>> begin SUPPLIED ENTRIES
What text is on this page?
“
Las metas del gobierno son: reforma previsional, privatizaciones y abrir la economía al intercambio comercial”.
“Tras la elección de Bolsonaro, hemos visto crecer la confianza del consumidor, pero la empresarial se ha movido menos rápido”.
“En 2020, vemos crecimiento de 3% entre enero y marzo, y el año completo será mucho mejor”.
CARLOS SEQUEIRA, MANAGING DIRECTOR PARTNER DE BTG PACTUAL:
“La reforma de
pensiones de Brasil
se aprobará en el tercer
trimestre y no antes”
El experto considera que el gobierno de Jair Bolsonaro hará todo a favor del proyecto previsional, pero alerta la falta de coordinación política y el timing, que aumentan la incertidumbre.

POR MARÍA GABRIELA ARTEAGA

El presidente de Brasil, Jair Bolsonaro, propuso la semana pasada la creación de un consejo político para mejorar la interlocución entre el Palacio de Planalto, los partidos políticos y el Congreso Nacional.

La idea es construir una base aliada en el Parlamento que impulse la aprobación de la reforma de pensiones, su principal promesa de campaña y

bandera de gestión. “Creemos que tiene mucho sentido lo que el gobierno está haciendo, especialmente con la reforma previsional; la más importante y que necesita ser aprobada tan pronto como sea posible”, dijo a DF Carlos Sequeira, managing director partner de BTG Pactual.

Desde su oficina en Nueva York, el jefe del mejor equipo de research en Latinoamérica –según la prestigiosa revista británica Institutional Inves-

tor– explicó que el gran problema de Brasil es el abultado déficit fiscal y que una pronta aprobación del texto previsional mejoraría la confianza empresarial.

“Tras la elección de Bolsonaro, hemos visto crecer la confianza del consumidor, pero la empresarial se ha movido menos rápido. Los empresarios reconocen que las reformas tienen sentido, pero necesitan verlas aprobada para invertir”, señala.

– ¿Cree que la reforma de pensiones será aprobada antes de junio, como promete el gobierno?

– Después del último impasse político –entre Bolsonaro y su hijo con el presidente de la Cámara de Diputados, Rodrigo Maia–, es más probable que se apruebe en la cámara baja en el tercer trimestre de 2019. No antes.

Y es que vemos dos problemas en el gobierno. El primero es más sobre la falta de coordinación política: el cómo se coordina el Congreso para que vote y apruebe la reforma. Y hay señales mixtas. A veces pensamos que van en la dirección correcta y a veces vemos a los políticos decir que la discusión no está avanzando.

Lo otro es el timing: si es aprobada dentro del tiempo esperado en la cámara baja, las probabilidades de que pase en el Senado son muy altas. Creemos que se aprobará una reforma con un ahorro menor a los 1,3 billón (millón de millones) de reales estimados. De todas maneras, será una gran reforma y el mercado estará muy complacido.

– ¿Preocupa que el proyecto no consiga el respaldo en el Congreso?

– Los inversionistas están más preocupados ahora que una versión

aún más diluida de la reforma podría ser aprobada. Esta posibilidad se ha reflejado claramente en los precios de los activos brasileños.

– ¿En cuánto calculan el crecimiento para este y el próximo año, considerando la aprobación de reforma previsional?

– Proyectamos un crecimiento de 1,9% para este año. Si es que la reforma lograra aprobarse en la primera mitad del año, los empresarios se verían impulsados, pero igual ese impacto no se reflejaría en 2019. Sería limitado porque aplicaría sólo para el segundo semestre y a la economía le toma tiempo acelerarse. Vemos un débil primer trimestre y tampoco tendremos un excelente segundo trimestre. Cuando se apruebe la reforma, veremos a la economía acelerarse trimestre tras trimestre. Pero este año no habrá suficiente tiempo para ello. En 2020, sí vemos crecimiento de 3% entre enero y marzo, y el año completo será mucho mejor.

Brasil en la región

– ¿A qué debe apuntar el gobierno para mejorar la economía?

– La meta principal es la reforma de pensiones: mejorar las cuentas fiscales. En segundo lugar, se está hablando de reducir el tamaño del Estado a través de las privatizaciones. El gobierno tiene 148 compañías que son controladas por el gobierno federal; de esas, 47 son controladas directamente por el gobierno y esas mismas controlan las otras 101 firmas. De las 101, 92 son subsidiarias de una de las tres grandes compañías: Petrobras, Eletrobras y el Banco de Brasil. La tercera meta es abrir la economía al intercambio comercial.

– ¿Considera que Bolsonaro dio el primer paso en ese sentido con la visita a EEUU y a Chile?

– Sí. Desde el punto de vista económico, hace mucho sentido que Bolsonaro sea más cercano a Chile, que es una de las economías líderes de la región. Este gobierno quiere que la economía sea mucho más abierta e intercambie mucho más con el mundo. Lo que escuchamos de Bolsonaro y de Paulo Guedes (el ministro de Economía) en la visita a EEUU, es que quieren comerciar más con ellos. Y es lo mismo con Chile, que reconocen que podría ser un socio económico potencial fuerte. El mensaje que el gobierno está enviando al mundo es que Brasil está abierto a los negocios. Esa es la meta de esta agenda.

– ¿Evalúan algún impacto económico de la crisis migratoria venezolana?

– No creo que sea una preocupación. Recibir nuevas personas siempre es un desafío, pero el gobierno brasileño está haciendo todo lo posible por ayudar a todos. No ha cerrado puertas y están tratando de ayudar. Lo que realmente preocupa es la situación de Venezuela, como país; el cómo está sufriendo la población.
>> end SUPPLIED ENTRIES
>> begin SUPPLIED ENTRIES
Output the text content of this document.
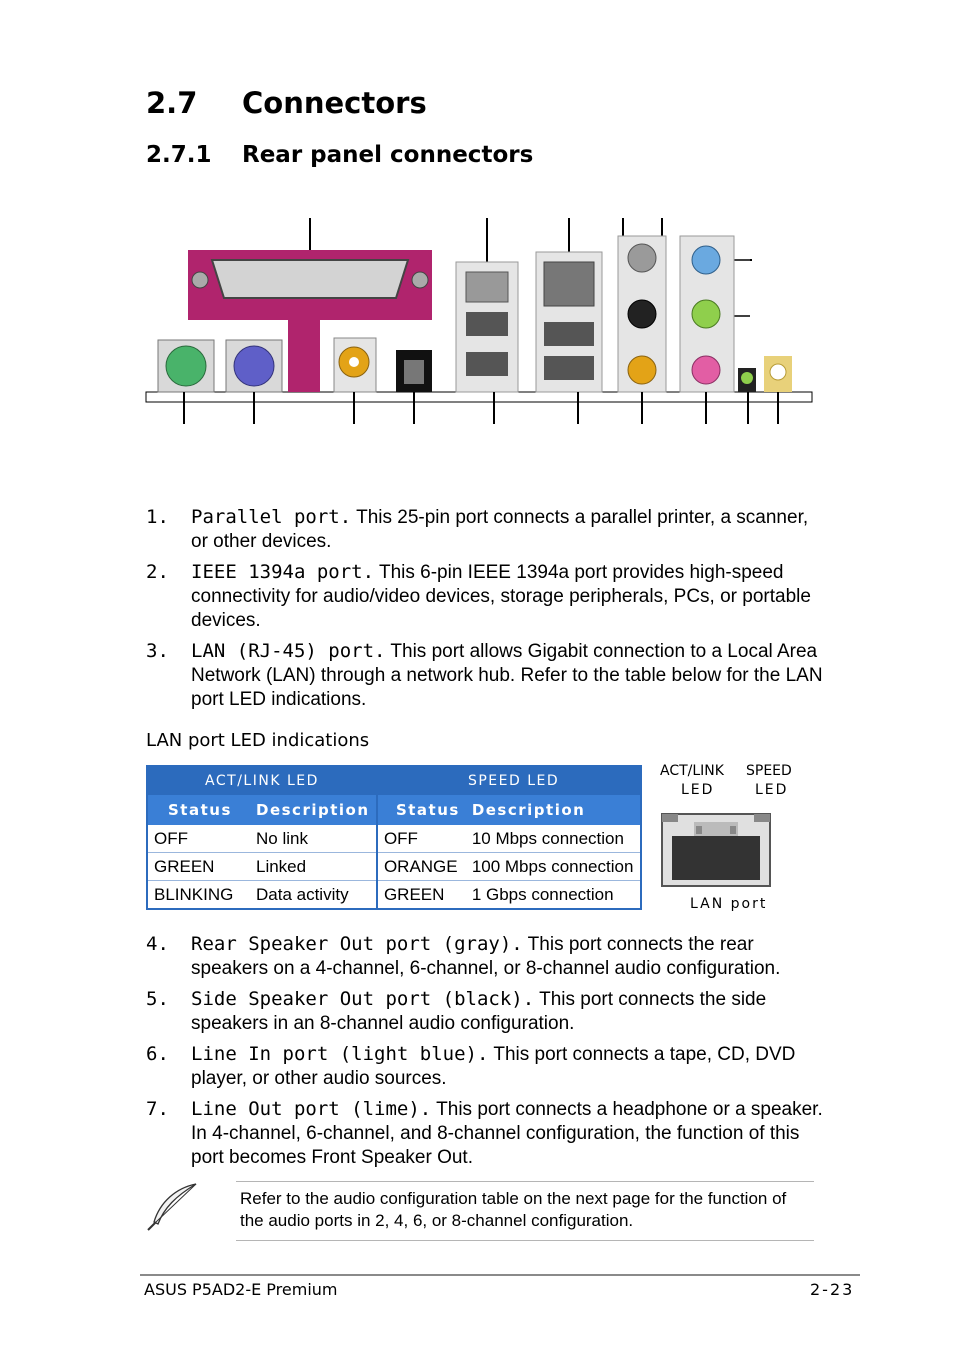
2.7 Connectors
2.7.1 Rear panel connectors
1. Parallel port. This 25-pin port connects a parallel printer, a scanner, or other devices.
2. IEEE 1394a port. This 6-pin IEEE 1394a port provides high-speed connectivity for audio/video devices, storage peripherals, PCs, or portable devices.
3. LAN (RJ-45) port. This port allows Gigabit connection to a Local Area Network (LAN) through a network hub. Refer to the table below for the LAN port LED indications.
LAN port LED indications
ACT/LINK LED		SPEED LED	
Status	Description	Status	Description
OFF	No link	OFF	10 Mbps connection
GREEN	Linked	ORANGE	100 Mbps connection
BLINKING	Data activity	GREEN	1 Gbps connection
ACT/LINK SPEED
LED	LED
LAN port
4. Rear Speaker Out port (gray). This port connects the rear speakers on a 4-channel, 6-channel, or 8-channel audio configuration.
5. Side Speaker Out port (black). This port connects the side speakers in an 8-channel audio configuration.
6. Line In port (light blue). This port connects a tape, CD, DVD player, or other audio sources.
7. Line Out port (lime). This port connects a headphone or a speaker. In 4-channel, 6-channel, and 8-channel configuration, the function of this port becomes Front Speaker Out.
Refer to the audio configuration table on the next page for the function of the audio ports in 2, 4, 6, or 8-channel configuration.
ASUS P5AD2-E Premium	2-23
>> end SUPPLIED ENTRIES
### SET EXERCISE
Copy each line of the listing that holds the word "devices".

### ANSWER TO THE PROBLEM
1. Parallel port. This 25-pin port connects a parallel printer, a scanner, or other devices.
2. IEEE 1394a port. This 6-pin IEEE 1394a port provides high-speed connectivity for audio/video devices, storage peripherals, PCs, or portable devices.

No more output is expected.